**Figure record extracts:**

* Start *

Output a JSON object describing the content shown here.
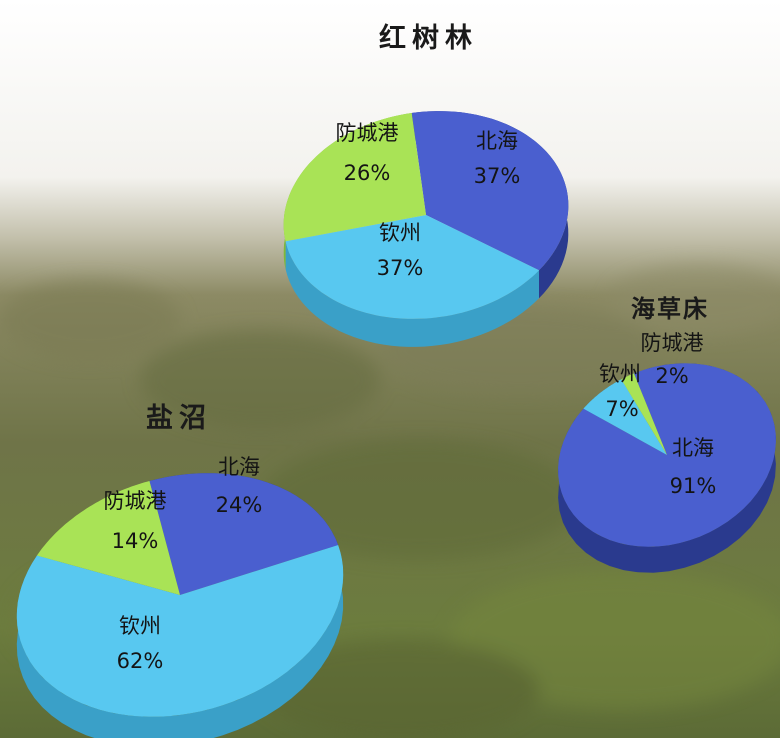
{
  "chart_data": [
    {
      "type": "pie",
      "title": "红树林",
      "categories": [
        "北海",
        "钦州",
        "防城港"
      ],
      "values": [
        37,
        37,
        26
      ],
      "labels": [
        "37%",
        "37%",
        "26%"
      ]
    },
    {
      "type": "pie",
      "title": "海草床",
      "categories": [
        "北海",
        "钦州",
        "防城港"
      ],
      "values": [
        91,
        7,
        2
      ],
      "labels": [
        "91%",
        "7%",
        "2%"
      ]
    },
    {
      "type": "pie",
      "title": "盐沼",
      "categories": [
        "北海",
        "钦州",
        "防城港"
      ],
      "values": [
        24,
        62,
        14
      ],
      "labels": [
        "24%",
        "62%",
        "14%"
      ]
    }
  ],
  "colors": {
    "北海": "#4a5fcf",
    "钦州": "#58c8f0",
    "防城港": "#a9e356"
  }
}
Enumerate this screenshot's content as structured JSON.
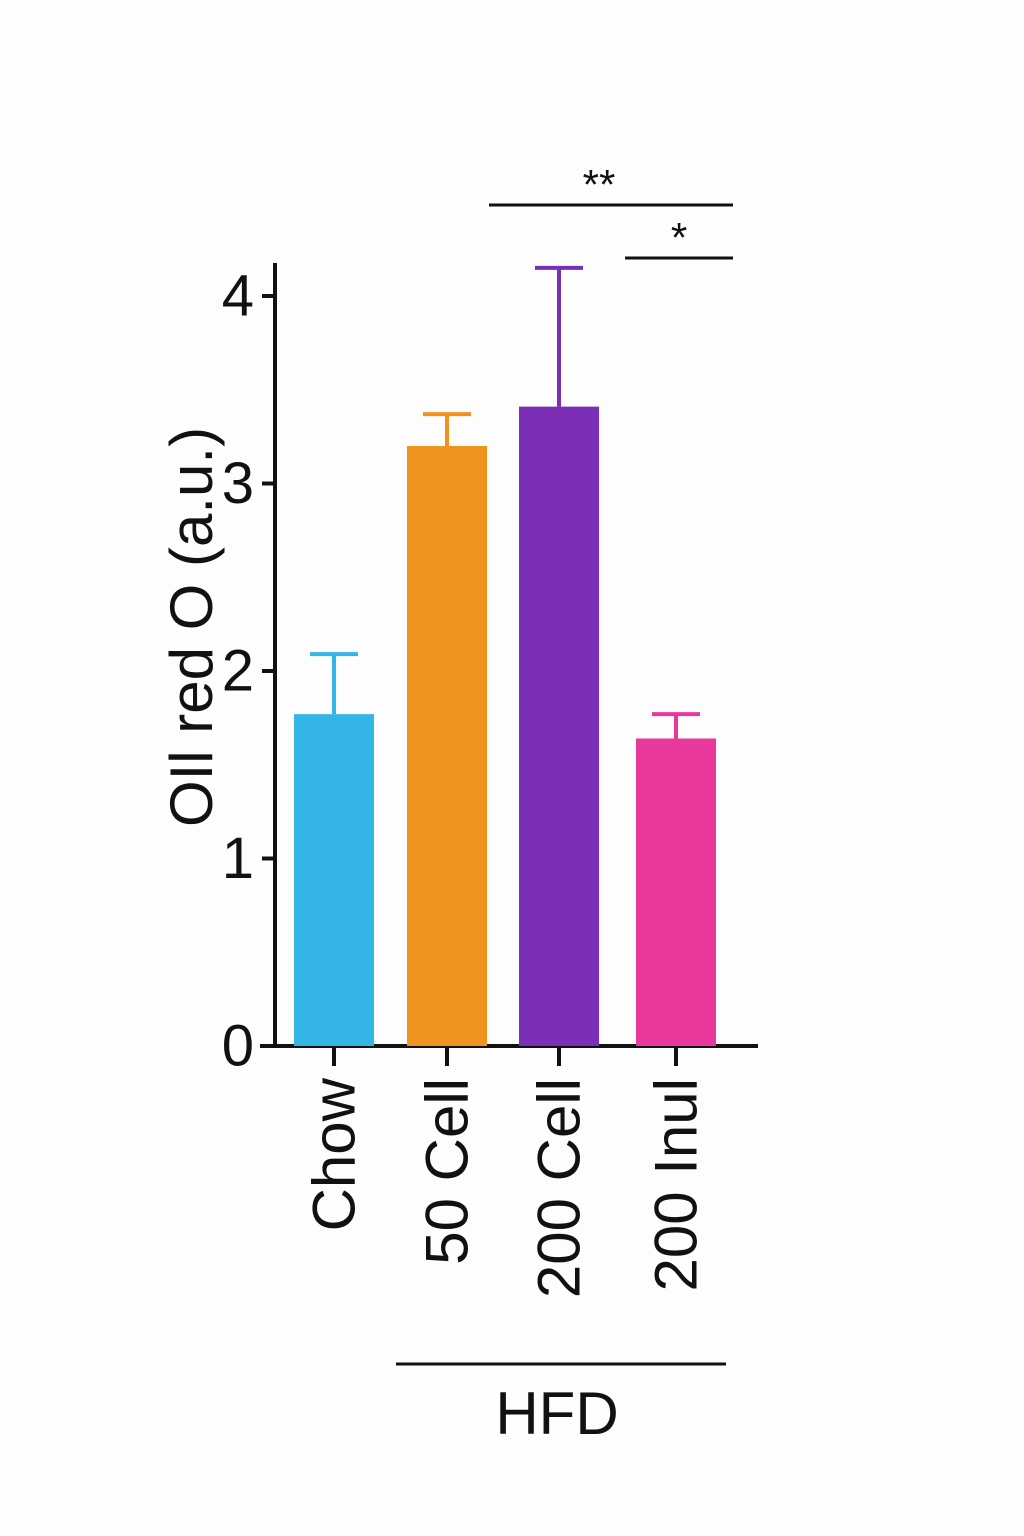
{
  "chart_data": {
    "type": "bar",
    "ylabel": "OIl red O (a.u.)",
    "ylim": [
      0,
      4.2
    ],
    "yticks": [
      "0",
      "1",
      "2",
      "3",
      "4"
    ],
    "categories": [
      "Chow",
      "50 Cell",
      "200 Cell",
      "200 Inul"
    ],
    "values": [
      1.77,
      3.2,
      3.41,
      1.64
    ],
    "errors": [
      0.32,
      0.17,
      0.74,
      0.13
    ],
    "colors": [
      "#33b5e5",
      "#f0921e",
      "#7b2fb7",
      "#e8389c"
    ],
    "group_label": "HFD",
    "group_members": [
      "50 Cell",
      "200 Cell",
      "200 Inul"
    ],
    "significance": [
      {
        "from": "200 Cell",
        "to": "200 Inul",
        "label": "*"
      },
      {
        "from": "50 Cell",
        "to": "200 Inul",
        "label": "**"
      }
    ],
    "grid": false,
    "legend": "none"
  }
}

* End *
* Start *

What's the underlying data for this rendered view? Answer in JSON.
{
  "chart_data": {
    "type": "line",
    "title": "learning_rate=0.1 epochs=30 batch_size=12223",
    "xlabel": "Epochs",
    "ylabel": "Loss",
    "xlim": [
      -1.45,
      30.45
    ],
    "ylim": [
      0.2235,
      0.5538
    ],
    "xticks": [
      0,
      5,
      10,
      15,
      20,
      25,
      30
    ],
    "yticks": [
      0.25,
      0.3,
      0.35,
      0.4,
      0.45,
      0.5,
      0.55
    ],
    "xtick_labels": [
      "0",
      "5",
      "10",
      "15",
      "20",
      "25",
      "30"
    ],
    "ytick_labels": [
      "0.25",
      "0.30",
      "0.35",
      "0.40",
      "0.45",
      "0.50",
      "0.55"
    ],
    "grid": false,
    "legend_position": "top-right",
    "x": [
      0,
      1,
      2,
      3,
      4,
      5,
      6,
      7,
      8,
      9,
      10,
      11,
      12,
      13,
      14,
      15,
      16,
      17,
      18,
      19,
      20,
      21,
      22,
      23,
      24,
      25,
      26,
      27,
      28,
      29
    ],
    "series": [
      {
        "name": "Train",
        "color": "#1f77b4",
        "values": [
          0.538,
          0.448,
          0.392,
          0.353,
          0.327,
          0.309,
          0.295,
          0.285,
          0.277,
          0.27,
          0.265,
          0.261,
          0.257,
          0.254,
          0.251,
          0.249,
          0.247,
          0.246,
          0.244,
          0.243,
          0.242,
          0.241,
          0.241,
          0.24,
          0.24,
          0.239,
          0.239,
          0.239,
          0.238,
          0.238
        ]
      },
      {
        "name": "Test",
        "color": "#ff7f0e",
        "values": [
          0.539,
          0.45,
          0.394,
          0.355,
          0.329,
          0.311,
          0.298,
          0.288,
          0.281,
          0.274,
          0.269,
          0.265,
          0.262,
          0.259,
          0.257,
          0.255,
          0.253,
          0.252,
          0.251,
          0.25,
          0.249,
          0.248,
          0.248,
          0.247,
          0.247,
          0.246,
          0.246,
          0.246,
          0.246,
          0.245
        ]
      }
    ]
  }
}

* End *
* Start *

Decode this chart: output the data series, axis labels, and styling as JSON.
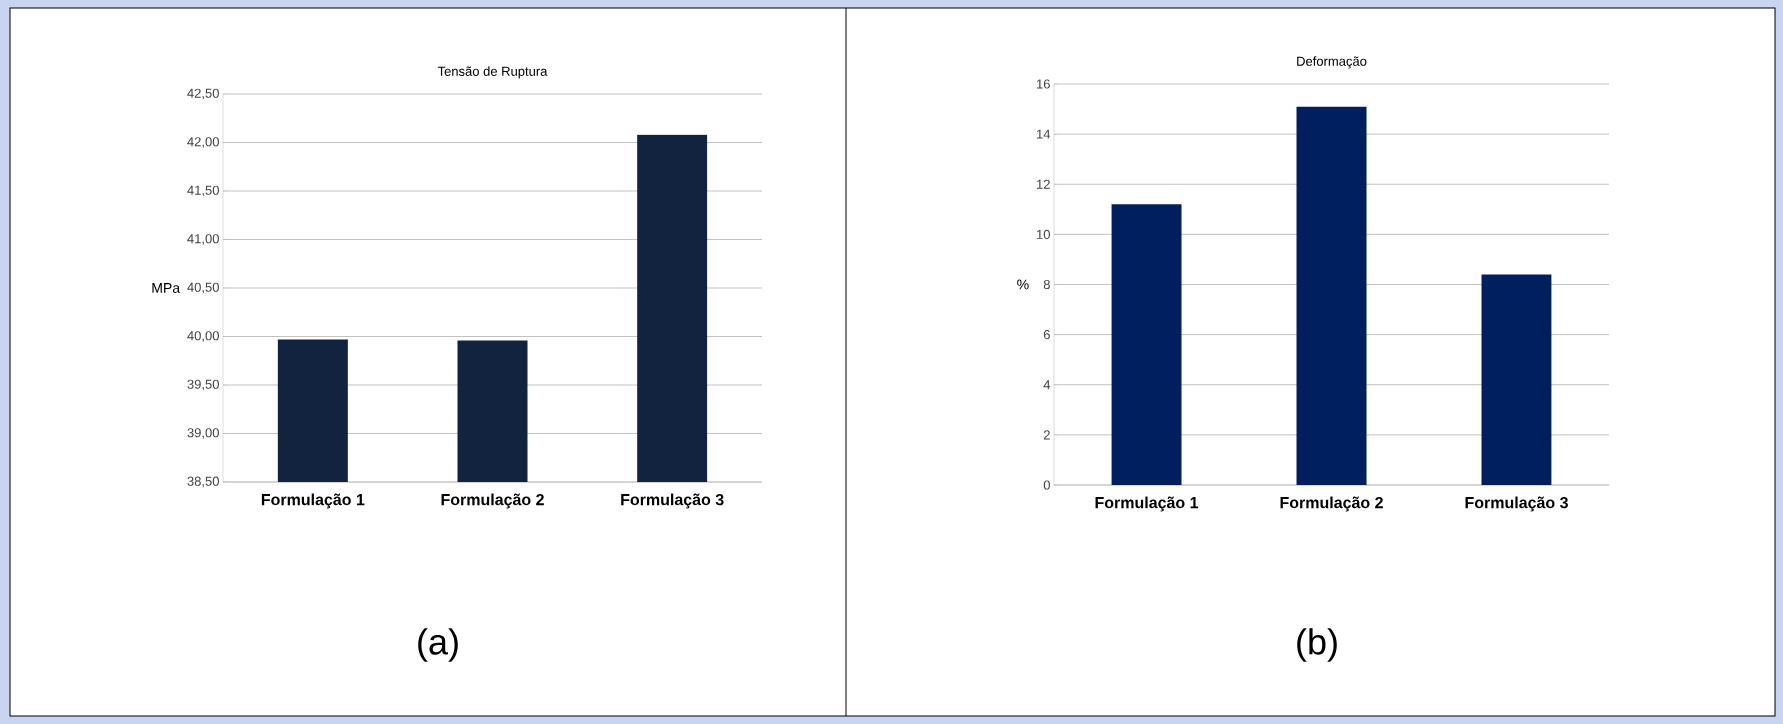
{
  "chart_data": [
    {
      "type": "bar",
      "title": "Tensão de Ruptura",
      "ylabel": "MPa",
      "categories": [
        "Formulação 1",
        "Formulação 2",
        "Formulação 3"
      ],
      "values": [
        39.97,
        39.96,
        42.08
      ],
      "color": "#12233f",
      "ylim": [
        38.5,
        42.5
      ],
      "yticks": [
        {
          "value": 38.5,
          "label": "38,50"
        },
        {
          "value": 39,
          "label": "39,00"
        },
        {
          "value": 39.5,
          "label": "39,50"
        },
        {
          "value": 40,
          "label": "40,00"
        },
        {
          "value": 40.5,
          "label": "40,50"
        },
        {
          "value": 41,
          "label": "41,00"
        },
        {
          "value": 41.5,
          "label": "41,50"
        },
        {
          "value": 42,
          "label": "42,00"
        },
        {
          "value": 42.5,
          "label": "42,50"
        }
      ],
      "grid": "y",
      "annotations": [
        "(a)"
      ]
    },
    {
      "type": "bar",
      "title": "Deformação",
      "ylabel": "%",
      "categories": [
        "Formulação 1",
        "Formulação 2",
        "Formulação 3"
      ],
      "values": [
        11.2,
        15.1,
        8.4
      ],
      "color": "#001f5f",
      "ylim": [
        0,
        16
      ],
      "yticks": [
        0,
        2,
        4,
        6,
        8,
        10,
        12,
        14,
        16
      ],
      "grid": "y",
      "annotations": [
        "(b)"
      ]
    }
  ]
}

* End *

**Task instructions:** Show, from the material above, each line that includes the string "ylabel".

**Output:**
    "ylabel": "OIl red O (a.u.)",
    "ylabel": "Loss",
      "ylabel": "MPa",
      "ylabel": "%",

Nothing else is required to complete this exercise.